Print the listing below in its entirety, character for character.

--- --- ---

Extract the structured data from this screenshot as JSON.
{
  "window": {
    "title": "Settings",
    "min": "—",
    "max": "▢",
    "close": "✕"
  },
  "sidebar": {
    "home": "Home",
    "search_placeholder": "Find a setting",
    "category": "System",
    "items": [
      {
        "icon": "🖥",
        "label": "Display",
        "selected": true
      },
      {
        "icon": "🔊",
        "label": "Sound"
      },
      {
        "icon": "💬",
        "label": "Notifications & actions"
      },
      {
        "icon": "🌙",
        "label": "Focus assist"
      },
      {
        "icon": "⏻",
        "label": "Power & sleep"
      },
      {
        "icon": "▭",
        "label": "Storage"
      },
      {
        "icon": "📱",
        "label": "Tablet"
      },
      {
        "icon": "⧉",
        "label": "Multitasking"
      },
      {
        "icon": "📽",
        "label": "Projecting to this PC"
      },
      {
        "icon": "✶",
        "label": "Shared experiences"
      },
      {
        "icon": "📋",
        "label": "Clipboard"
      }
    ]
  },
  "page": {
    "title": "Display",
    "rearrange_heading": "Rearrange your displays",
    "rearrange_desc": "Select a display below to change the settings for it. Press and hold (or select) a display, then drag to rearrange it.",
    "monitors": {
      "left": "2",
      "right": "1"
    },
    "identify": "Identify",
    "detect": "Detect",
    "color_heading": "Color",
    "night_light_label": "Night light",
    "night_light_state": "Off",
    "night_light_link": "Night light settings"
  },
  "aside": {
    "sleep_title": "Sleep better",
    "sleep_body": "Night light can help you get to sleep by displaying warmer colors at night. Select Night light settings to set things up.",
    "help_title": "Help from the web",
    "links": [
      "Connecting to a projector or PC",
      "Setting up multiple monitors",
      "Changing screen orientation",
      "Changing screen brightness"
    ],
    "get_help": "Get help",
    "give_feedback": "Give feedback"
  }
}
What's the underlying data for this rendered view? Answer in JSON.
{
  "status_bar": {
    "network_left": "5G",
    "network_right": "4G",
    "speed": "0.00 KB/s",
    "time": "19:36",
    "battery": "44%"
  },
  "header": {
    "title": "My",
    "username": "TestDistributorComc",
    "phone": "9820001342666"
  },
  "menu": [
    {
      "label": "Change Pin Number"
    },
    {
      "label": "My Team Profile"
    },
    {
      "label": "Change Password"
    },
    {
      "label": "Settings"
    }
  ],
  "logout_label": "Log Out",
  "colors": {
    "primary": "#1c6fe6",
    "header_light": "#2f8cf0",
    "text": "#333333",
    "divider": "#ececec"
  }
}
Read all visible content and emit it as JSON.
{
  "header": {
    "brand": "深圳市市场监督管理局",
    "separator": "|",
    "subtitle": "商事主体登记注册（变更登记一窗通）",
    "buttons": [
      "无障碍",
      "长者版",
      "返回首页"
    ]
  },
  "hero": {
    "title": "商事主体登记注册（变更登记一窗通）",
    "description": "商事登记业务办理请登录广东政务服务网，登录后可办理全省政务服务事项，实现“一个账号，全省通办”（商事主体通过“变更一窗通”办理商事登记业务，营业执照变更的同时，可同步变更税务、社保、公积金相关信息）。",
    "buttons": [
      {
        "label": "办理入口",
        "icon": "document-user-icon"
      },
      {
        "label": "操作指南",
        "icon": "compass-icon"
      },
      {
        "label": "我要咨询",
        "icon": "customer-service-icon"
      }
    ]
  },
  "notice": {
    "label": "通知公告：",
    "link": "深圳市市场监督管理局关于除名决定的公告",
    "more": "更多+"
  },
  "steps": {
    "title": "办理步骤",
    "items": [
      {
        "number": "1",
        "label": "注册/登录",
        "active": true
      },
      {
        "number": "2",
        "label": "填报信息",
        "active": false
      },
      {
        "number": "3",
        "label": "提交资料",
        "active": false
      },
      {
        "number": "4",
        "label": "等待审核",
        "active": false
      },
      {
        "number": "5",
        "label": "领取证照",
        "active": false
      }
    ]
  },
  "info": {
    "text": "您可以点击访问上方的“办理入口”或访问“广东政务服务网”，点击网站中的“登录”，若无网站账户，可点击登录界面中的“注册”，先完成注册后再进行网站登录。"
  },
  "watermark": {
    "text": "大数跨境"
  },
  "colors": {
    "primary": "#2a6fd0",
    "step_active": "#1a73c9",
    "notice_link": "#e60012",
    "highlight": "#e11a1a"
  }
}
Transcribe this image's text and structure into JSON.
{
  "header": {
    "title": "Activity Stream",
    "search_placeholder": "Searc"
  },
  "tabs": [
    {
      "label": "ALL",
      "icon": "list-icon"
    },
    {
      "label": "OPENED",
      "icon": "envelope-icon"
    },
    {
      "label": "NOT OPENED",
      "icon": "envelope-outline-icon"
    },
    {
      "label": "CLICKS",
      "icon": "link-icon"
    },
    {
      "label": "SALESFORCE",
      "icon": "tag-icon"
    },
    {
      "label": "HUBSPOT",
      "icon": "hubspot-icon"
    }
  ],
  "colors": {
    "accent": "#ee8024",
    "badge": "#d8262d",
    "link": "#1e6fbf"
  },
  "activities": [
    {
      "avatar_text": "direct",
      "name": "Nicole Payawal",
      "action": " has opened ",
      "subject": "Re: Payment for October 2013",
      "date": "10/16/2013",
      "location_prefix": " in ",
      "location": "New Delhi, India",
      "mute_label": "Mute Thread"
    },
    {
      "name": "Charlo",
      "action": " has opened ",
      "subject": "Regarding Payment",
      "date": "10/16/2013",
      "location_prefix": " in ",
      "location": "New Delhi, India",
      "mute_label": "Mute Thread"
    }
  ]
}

--- --- ---

Response to the exercise =
Extract the structured data from this screenshot as JSON.
{
  "window": {
    "title": "Settings",
    "min": "—",
    "max": "▢",
    "close": "✕"
  },
  "sidebar": {
    "home": "Home",
    "search_placeholder": "Find a setting",
    "category": "System",
    "items": [
      {
        "icon": "🖥",
        "label": "Display",
        "selected": true
      },
      {
        "icon": "🔊",
        "label": "Sound"
      },
      {
        "icon": "💬",
        "label": "Notifications & actions"
      },
      {
        "icon": "🌙",
        "label": "Focus assist"
      },
      {
        "icon": "⏻",
        "label": "Power & sleep"
      },
      {
        "icon": "▭",
        "label": "Storage"
      },
      {
        "icon": "📱",
        "label": "Tablet"
      },
      {
        "icon": "⧉",
        "label": "Multitasking"
      },
      {
        "icon": "📽",
        "label": "Projecting to this PC"
      },
      {
        "icon": "✶",
        "label": "Shared experiences"
      },
      {
        "icon": "📋",
        "label": "Clipboard"
      }
    ]
  },
  "page": {
    "title": "Display",
    "rearrange_heading": "Rearrange your displays",
    "rearrange_desc": "Select a display below to change the settings for it. Press and hold (or select) a display, then drag to rearrange it.",
    "monitors": {
      "left": "2",
      "right": "1"
    },
    "identify": "Identify",
    "detect": "Detect",
    "color_heading": "Color",
    "night_light_label": "Night light",
    "night_light_state": "Off",
    "night_light_link": "Night light settings"
  },
  "aside": {
    "sleep_title": "Sleep better",
    "sleep_body": "Night light can help you get to sleep by displaying warmer colors at night. Select Night light settings to set things up.",
    "help_title": "Help from the web",
    "links": [
      "Connecting to a projector or PC",
      "Setting up multiple monitors",
      "Changing screen orientation",
      "Changing screen brightness"
    ],
    "get_help": "Get help",
    "give_feedback": "Give feedback"
  }
}
What's the underlying data for this rendered view? Answer in JSON.
{
  "status_bar": {
    "network_left": "5G",
    "network_right": "4G",
    "speed": "0.00 KB/s",
    "time": "19:36",
    "battery": "44%"
  },
  "header": {
    "title": "My",
    "username": "TestDistributorComc",
    "phone": "9820001342666"
  },
  "menu": [
    {
      "label": "Change Pin Number"
    },
    {
      "label": "My Team Profile"
    },
    {
      "label": "Change Password"
    },
    {
      "label": "Settings"
    }
  ],
  "logout_label": "Log Out",
  "colors": {
    "primary": "#1c6fe6",
    "header_light": "#2f8cf0",
    "text": "#333333",
    "divider": "#ececec"
  }
}
Read all visible content and emit it as JSON.
{
  "header": {
    "brand": "深圳市市场监督管理局",
    "separator": "|",
    "subtitle": "商事主体登记注册（变更登记一窗通）",
    "buttons": [
      "无障碍",
      "长者版",
      "返回首页"
    ]
  },
  "hero": {
    "title": "商事主体登记注册（变更登记一窗通）",
    "description": "商事登记业务办理请登录广东政务服务网，登录后可办理全省政务服务事项，实现“一个账号，全省通办”（商事主体通过“变更一窗通”办理商事登记业务，营业执照变更的同时，可同步变更税务、社保、公积金相关信息）。",
    "buttons": [
      {
        "label": "办理入口",
        "icon": "document-user-icon"
      },
      {
        "label": "操作指南",
        "icon": "compass-icon"
      },
      {
        "label": "我要咨询",
        "icon": "customer-service-icon"
      }
    ]
  },
  "notice": {
    "label": "通知公告：",
    "link": "深圳市市场监督管理局关于除名决定的公告",
    "more": "更多+"
  },
  "steps": {
    "title": "办理步骤",
    "items": [
      {
        "number": "1",
        "label": "注册/登录",
        "active": true
      },
      {
        "number": "2",
        "label": "填报信息",
        "active": false
      },
      {
        "number": "3",
        "label": "提交资料",
        "active": false
      },
      {
        "number": "4",
        "label": "等待审核",
        "active": false
      },
      {
        "number": "5",
        "label": "领取证照",
        "active": false
      }
    ]
  },
  "info": {
    "text": "您可以点击访问上方的“办理入口”或访问“广东政务服务网”，点击网站中的“登录”，若无网站账户，可点击登录界面中的“注册”，先完成注册后再进行网站登录。"
  },
  "watermark": {
    "text": "大数跨境"
  },
  "colors": {
    "primary": "#2a6fd0",
    "step_active": "#1a73c9",
    "notice_link": "#e60012",
    "highlight": "#e11a1a"
  }
}
Transcribe this image's text and structure into JSON.
{
  "header": {
    "title": "Activity Stream",
    "search_placeholder": "Searc"
  },
  "tabs": [
    {
      "label": "ALL",
      "icon": "list-icon"
    },
    {
      "label": "OPENED",
      "icon": "envelope-icon"
    },
    {
      "label": "NOT OPENED",
      "icon": "envelope-outline-icon"
    },
    {
      "label": "CLICKS",
      "icon": "link-icon"
    },
    {
      "label": "SALESFORCE",
      "icon": "tag-icon"
    },
    {
      "label": "HUBSPOT",
      "icon": "hubspot-icon"
    }
  ],
  "colors": {
    "accent": "#ee8024",
    "badge": "#d8262d",
    "link": "#1e6fbf"
  },
  "activities": [
    {
      "avatar_text": "direct",
      "name": "Nicole Payawal",
      "action": " has opened ",
      "subject": "Re: Payment for October 2013",
      "date": "10/16/2013",
      "location_prefix": " in ",
      "location": "New Delhi, India",
      "mute_label": "Mute Thread"
    },
    {
      "name": "Charlo",
      "action": " has opened ",
      "subject": "Regarding Payment",
      "date": "10/16/2013",
      "location_prefix": " in ",
      "location": "New Delhi, India",
      "mute_label": "Mute Thread"
    }
  ]
}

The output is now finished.